▶ _TASK DESCRIPTION_: Look over the entries that follow and work out how many lines contain "data". State the number only.

Extracted records:

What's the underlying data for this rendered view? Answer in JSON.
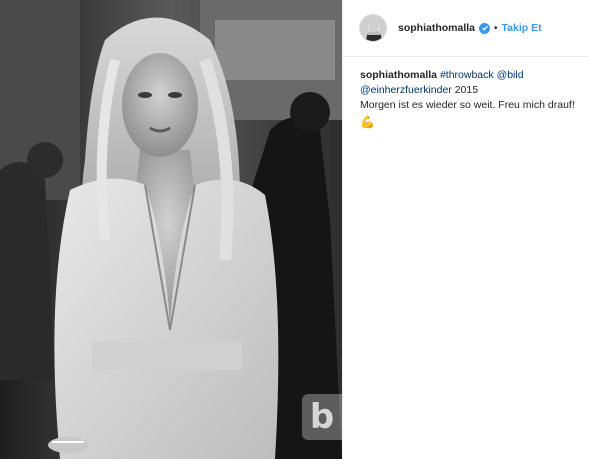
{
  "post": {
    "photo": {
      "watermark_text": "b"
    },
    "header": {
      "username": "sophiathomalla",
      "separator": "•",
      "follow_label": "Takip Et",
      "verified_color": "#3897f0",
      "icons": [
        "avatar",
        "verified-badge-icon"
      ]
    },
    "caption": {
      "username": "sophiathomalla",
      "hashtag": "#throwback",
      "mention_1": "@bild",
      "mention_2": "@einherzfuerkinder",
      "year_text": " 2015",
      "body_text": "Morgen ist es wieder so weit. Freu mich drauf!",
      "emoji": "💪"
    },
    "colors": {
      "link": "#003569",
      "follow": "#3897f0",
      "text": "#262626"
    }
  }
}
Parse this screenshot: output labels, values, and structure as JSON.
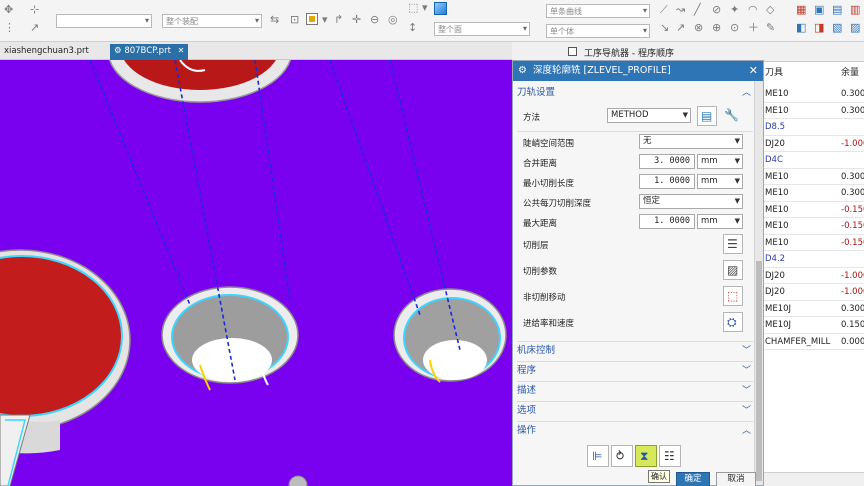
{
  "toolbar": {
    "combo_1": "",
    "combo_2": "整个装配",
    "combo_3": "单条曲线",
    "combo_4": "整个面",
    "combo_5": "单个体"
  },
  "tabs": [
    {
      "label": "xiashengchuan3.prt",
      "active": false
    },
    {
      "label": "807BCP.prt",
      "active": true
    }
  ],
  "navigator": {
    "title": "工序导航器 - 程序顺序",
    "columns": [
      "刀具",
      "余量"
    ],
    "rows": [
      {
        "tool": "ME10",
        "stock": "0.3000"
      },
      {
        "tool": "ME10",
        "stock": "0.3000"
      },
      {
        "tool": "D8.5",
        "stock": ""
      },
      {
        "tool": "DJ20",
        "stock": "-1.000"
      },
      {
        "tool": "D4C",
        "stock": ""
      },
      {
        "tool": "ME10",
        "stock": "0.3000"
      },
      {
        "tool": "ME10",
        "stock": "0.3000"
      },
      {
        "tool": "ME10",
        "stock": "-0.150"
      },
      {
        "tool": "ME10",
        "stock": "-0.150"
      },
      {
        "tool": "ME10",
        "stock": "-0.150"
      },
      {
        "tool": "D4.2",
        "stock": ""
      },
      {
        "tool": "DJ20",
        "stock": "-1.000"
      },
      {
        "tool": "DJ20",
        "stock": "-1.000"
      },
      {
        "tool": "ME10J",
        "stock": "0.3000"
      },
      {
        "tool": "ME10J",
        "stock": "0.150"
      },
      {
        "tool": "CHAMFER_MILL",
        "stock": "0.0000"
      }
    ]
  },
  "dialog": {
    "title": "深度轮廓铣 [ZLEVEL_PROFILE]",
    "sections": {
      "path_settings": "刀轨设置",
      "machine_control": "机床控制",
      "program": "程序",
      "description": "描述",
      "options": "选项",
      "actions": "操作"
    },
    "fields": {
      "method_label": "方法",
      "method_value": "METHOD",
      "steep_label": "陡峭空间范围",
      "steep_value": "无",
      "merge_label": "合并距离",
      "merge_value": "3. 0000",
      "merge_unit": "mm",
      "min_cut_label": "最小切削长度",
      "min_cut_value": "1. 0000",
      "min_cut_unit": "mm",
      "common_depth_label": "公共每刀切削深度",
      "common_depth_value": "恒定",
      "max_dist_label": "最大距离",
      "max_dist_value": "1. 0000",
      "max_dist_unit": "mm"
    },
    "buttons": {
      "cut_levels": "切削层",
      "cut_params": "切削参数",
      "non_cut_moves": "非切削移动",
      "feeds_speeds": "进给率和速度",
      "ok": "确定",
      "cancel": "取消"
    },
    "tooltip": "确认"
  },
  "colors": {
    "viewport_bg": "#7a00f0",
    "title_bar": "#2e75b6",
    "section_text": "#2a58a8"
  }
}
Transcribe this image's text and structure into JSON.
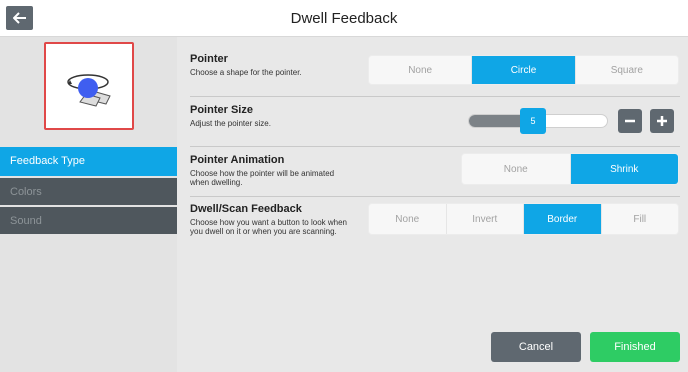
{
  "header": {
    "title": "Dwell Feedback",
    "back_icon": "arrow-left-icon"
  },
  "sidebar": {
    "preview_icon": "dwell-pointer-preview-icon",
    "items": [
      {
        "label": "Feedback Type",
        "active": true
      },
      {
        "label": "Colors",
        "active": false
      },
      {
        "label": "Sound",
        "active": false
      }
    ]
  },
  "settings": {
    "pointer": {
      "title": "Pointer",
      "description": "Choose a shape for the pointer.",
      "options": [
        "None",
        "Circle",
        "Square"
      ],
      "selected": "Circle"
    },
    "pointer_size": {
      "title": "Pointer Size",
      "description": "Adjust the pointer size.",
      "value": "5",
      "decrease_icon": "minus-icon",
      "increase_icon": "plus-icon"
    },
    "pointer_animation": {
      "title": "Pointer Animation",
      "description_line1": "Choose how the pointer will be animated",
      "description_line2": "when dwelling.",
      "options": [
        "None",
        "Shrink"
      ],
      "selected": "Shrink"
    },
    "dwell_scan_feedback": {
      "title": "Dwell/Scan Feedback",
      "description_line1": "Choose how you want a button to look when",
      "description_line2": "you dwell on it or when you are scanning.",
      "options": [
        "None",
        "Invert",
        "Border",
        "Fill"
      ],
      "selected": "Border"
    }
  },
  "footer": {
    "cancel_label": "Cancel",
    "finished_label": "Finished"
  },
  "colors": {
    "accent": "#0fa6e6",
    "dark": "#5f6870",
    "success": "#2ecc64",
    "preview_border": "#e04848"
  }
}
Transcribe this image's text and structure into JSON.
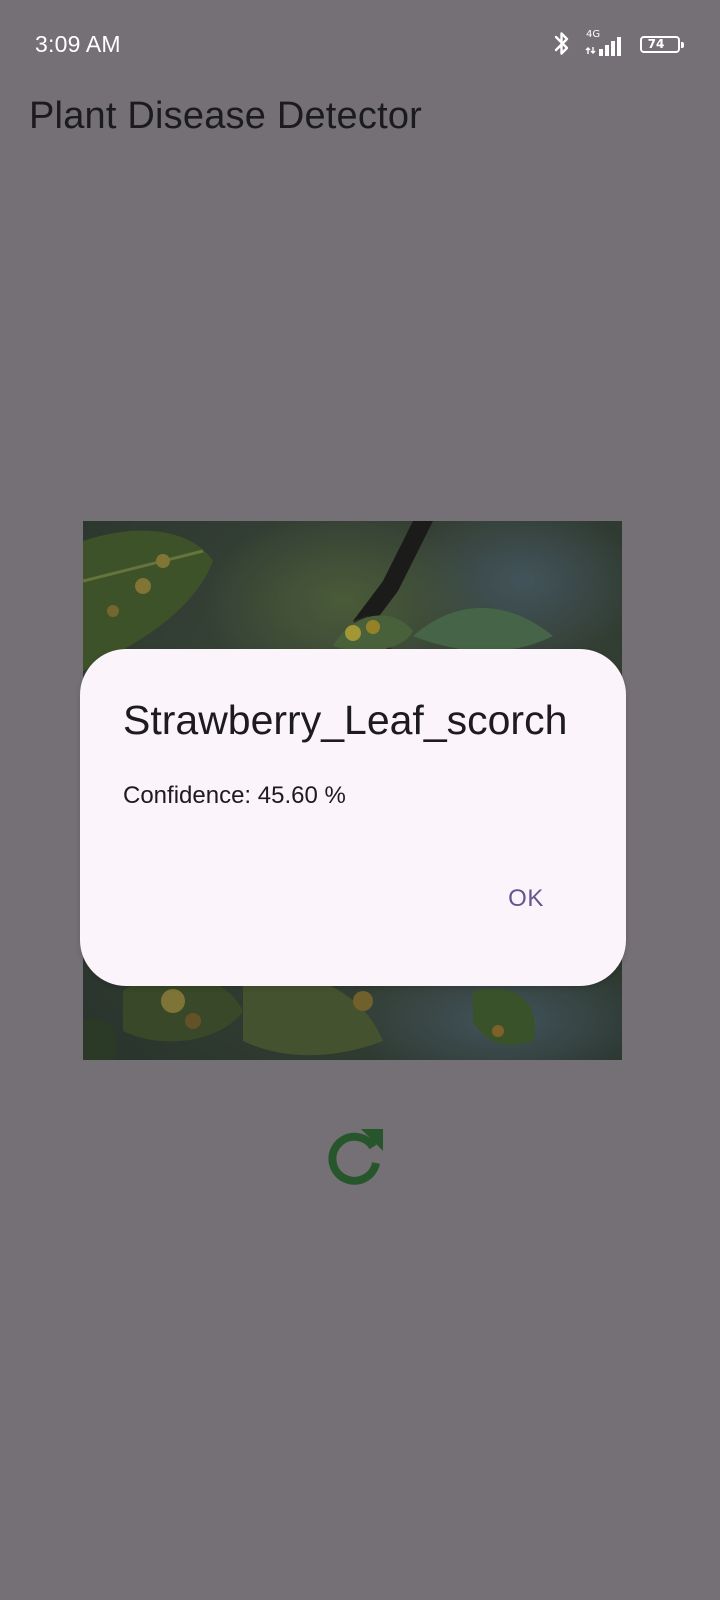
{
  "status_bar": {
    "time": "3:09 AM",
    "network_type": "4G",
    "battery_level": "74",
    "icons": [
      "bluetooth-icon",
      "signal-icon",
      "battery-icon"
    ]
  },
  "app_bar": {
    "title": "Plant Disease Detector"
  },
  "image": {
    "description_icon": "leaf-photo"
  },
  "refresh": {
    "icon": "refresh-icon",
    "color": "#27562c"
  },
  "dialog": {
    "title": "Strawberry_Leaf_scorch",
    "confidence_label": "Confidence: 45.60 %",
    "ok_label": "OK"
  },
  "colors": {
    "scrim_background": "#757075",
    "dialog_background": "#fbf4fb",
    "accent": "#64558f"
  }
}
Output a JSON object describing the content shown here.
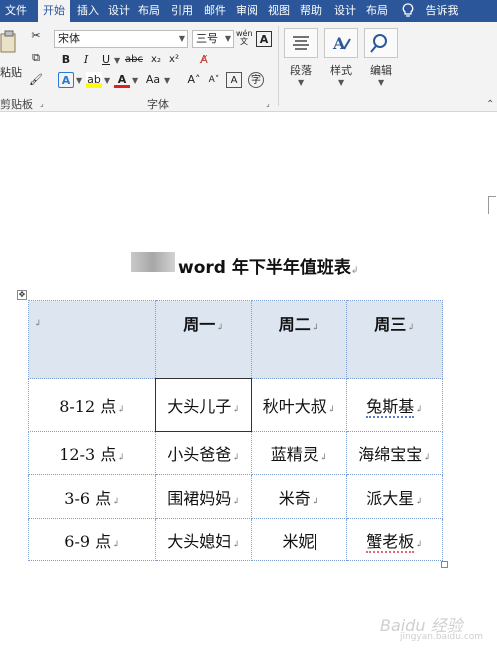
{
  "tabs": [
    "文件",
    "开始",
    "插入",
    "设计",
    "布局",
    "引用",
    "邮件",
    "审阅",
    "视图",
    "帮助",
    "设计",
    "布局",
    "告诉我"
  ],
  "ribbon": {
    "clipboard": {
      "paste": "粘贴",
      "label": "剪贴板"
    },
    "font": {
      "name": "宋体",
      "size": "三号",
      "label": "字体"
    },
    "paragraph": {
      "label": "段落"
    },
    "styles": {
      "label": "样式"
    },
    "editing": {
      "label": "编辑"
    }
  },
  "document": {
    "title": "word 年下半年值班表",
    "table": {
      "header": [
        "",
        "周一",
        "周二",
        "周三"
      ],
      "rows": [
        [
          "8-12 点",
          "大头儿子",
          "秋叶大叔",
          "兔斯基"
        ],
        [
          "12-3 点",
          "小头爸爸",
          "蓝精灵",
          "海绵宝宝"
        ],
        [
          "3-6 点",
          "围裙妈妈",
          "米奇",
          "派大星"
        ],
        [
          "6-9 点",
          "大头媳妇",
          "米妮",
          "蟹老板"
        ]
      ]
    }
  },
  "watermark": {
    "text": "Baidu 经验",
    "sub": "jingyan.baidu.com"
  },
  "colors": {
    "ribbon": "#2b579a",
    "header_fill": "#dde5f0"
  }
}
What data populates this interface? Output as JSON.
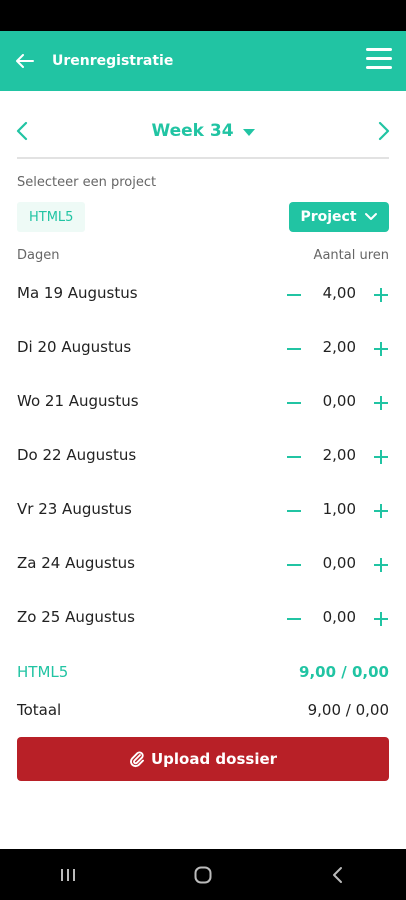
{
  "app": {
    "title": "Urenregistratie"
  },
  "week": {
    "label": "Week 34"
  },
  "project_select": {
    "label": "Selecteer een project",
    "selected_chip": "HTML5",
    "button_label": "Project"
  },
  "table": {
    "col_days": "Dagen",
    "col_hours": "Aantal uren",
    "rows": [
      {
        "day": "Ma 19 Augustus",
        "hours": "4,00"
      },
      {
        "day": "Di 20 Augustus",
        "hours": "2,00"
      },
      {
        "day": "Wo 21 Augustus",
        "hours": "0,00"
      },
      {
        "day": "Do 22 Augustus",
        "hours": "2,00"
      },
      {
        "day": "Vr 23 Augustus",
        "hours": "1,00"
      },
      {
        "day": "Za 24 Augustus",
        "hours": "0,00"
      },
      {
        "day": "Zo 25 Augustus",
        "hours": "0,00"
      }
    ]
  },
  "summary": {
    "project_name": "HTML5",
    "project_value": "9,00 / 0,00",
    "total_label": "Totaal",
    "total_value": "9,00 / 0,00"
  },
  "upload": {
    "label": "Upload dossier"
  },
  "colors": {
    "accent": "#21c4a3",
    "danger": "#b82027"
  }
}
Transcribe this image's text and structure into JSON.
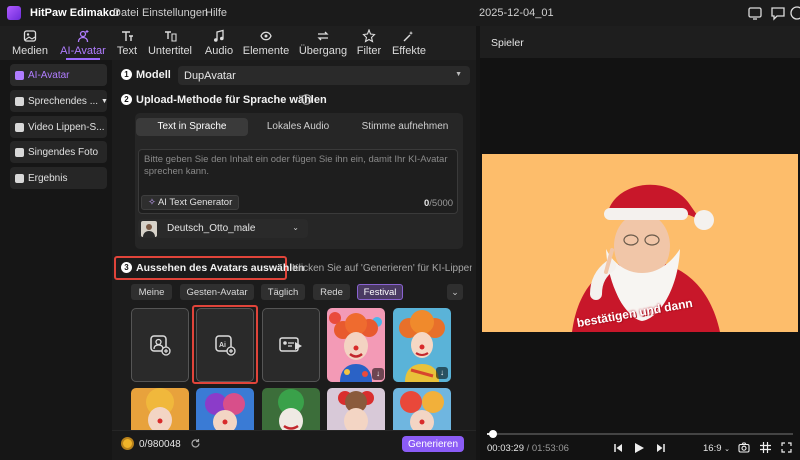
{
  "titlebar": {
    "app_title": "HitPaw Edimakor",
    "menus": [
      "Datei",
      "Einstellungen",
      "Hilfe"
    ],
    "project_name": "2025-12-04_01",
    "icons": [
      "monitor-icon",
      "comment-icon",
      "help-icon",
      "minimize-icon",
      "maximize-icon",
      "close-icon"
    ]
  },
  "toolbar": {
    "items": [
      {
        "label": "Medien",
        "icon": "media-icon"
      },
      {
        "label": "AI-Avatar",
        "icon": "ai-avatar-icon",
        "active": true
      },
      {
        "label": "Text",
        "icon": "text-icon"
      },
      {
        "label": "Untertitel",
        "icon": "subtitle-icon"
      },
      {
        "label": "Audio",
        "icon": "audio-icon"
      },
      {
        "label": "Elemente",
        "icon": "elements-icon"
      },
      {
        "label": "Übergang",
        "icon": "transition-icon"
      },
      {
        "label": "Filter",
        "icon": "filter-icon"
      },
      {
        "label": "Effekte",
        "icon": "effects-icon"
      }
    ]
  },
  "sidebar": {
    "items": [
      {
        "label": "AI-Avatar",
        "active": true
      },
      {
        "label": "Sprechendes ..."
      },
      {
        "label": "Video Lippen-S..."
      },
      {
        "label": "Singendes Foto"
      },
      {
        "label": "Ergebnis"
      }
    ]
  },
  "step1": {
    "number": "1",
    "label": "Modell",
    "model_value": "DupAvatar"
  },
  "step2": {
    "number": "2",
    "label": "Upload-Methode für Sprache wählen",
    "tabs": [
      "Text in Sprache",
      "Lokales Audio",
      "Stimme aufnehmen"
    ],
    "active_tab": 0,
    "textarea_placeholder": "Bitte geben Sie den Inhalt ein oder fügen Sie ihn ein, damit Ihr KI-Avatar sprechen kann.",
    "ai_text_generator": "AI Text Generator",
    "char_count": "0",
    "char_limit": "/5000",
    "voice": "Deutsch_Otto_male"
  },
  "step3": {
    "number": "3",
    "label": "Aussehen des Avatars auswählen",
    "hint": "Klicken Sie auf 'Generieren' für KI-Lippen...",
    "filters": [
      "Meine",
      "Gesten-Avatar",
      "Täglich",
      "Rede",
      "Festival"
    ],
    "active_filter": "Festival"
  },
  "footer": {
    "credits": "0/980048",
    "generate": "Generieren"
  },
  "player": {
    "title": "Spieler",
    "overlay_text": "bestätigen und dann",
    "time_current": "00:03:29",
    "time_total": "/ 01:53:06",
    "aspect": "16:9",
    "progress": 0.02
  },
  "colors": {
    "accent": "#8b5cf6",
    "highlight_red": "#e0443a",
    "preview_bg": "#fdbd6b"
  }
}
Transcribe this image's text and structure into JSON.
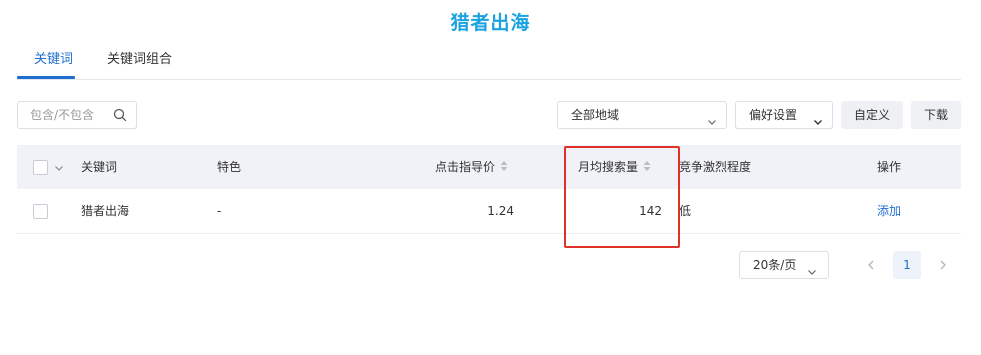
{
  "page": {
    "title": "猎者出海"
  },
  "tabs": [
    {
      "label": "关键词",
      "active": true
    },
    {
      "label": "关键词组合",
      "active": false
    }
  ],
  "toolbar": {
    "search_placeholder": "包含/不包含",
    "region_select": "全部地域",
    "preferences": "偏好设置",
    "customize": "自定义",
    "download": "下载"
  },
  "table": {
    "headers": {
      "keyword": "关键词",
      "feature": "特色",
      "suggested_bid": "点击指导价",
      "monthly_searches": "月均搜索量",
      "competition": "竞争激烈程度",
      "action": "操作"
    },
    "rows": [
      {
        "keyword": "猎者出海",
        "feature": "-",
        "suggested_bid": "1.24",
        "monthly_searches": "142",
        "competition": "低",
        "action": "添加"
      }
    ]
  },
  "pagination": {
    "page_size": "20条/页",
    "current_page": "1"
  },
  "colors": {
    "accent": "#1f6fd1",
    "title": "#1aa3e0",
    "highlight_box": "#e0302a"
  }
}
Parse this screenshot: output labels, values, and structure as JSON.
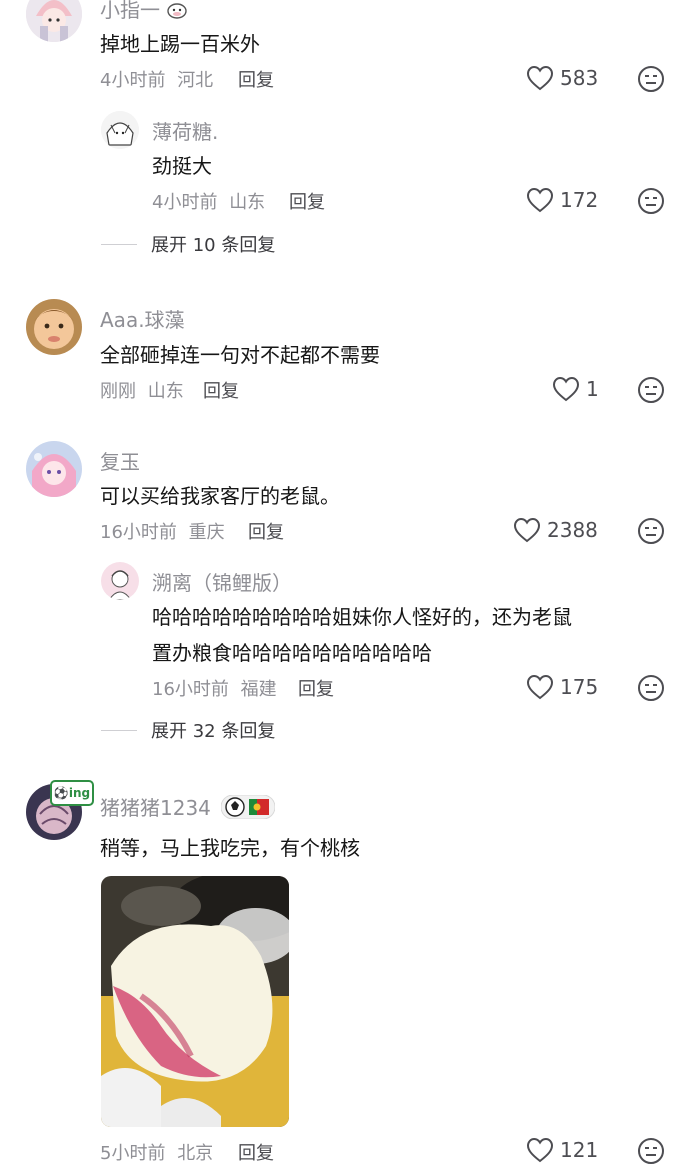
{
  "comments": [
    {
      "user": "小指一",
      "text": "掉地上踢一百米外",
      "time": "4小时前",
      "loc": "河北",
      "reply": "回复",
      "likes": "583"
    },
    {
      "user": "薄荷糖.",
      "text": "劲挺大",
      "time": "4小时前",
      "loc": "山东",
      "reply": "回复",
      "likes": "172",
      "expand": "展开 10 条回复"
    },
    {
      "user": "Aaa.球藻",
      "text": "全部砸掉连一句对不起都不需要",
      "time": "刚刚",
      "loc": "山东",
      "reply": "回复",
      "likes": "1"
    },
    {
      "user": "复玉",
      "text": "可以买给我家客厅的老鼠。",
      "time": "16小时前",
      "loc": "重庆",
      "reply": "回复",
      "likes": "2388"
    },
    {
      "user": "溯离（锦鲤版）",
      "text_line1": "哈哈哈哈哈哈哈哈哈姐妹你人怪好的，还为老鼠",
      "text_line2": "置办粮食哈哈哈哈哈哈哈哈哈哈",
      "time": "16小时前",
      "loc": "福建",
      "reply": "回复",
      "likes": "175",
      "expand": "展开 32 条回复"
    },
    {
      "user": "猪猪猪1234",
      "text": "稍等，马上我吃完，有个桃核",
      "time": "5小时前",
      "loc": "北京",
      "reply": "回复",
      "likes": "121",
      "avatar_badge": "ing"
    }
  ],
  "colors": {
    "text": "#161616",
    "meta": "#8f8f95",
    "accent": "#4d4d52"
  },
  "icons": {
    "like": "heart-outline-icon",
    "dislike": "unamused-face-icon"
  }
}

▶ _EXERCISE OUTPUT_: 2